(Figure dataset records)
···
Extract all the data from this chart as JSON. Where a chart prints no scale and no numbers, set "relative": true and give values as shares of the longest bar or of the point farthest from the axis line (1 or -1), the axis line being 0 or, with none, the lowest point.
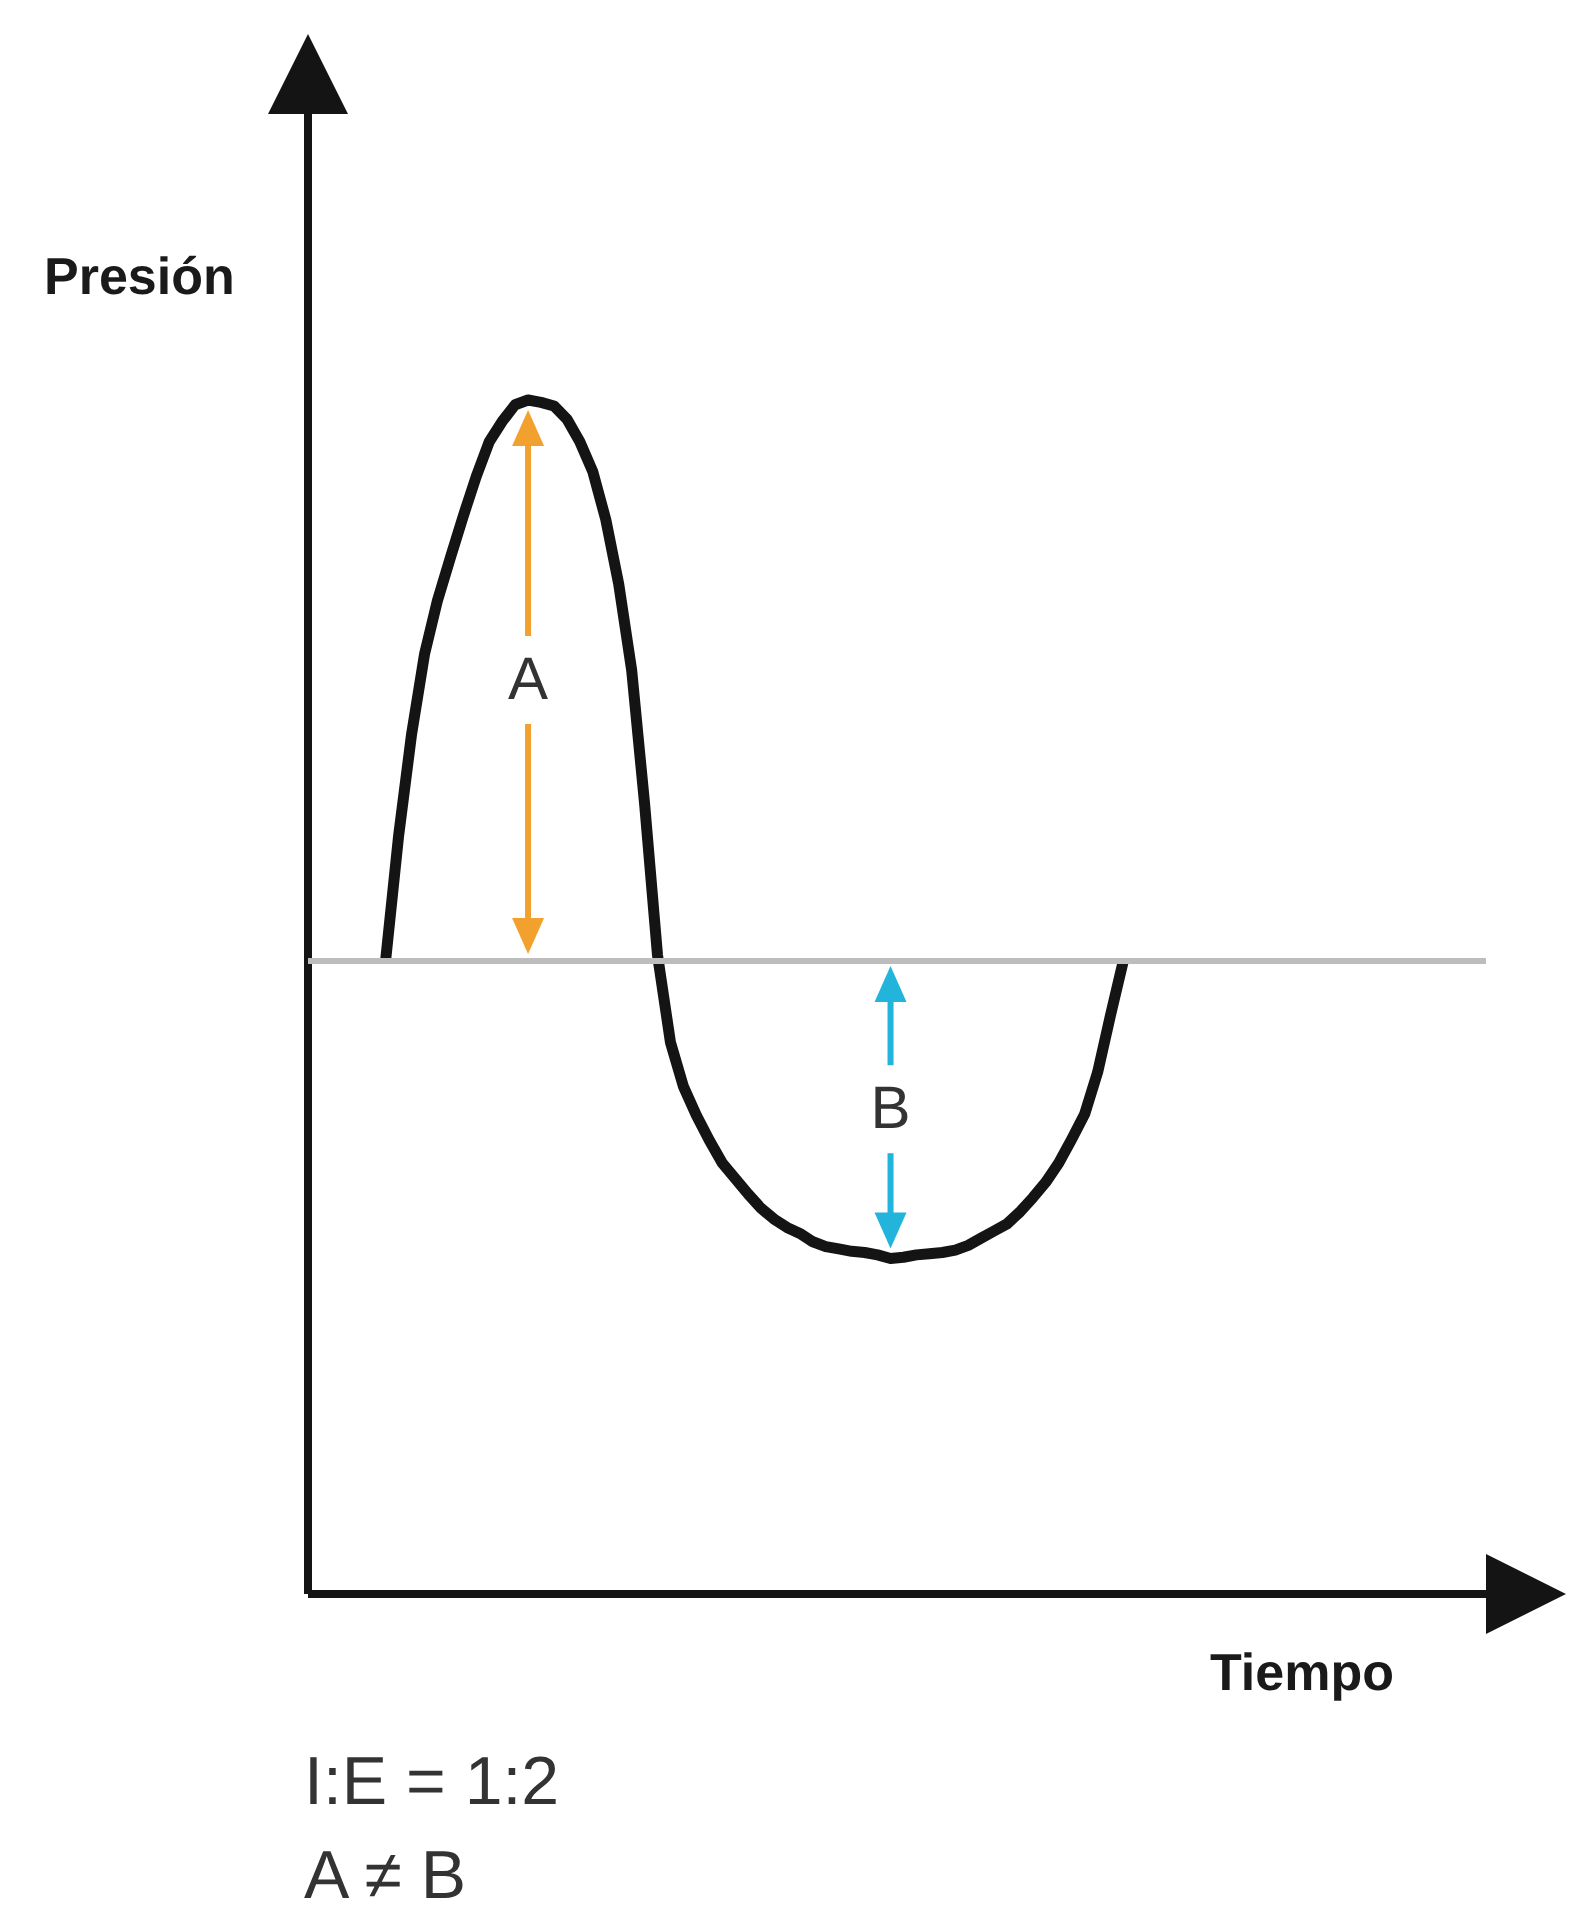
{
  "chart_data": {
    "type": "line",
    "relative": true,
    "xlabel": "Tiempo",
    "ylabel": "Presión",
    "marker": "none",
    "color": "#141414",
    "categories": [
      null,
      null,
      null,
      null,
      null,
      null,
      null,
      null,
      null,
      null,
      null,
      null,
      null,
      null,
      null,
      null,
      null,
      null,
      null,
      null,
      null,
      null,
      null,
      null,
      null,
      null,
      null,
      null,
      null,
      null,
      null,
      null,
      null,
      null,
      null,
      null,
      null,
      null,
      null,
      null,
      null,
      null,
      null,
      null,
      null,
      null,
      null,
      null,
      null,
      null,
      null,
      null,
      null,
      null,
      null,
      null,
      null,
      null,
      null,
      null,
      null,
      null,
      null,
      null,
      null,
      null,
      null,
      null,
      null,
      null,
      null,
      null,
      null,
      null,
      null,
      null,
      null,
      null,
      null,
      null,
      null,
      null,
      null,
      null,
      null,
      null,
      null,
      null,
      null,
      null,
      null,
      null
    ],
    "values": [
      null,
      null,
      null,
      null,
      null,
      null,
      0.531,
      0.635,
      0.72,
      0.787,
      0.832,
      0.868,
      0.903,
      0.936,
      0.965,
      0.982,
      0.996,
      1,
      0.998,
      0.995,
      0.984,
      0.965,
      0.94,
      0.9,
      0.846,
      0.774,
      0.662,
      0.535,
      0.462,
      0.425,
      0.401,
      0.38,
      0.361,
      0.348,
      0.335,
      0.323,
      0.314,
      0.307,
      0.302,
      0.295,
      0.291,
      0.289,
      0.287,
      0.286,
      0.284,
      0.281,
      0.282,
      0.284,
      0.285,
      0.286,
      0.288,
      0.292,
      0.298,
      0.304,
      0.31,
      0.32,
      0.332,
      0.345,
      0.361,
      0.381,
      0.402,
      0.437,
      0.485,
      0.531,
      null,
      null,
      null,
      null,
      null,
      null,
      null,
      null,
      null,
      null,
      null,
      null,
      null,
      null,
      null,
      null,
      null,
      null,
      null,
      null,
      null,
      null,
      null,
      null,
      null,
      null,
      null,
      null
    ],
    "ref_lines": [
      {
        "axis": "y",
        "value": 0.531,
        "color": "#bdbdbd"
      }
    ],
    "annotations": [
      "A",
      "B",
      "I:E = 1:2",
      "A ≠ B"
    ]
  }
}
···
__Task objective__:
Copy the listing over exactly, skipping the pictures it holds.

__Solution for this problem__:
Extract all the data from this chart as JSON. Where a chart prints no scale and no numbers, set "relative": true and give values as shares of the longest bar or of the point farthest from the axis line (1 or -1), the axis line being 0 or, with none, the lowest point.
{
  "chart_data": {
    "type": "line",
    "relative": true,
    "xlabel": "Tiempo",
    "ylabel": "Presión",
    "marker": "none",
    "color": "#141414",
    "categories": [
      null,
      null,
      null,
      null,
      null,
      null,
      null,
      null,
      null,
      null,
      null,
      null,
      null,
      null,
      null,
      null,
      null,
      null,
      null,
      null,
      null,
      null,
      null,
      null,
      null,
      null,
      null,
      null,
      null,
      null,
      null,
      null,
      null,
      null,
      null,
      null,
      null,
      null,
      null,
      null,
      null,
      null,
      null,
      null,
      null,
      null,
      null,
      null,
      null,
      null,
      null,
      null,
      null,
      null,
      null,
      null,
      null,
      null,
      null,
      null,
      null,
      null,
      null,
      null,
      null,
      null,
      null,
      null,
      null,
      null,
      null,
      null,
      null,
      null,
      null,
      null,
      null,
      null,
      null,
      null,
      null,
      null,
      null,
      null,
      null,
      null,
      null,
      null,
      null,
      null,
      null,
      null
    ],
    "values": [
      null,
      null,
      null,
      null,
      null,
      null,
      0.531,
      0.635,
      0.72,
      0.787,
      0.832,
      0.868,
      0.903,
      0.936,
      0.965,
      0.982,
      0.996,
      1,
      0.998,
      0.995,
      0.984,
      0.965,
      0.94,
      0.9,
      0.846,
      0.774,
      0.662,
      0.535,
      0.462,
      0.425,
      0.401,
      0.38,
      0.361,
      0.348,
      0.335,
      0.323,
      0.314,
      0.307,
      0.302,
      0.295,
      0.291,
      0.289,
      0.287,
      0.286,
      0.284,
      0.281,
      0.282,
      0.284,
      0.285,
      0.286,
      0.288,
      0.292,
      0.298,
      0.304,
      0.31,
      0.32,
      0.332,
      0.345,
      0.361,
      0.381,
      0.402,
      0.437,
      0.485,
      0.531,
      null,
      null,
      null,
      null,
      null,
      null,
      null,
      null,
      null,
      null,
      null,
      null,
      null,
      null,
      null,
      null,
      null,
      null,
      null,
      null,
      null,
      null,
      null,
      null,
      null,
      null,
      null,
      null
    ],
    "ref_lines": [
      {
        "axis": "y",
        "value": 0.531,
        "color": "#bdbdbd"
      }
    ],
    "annotations": [
      "A",
      "B",
      "I:E = 1:2",
      "A ≠ B"
    ]
  }
}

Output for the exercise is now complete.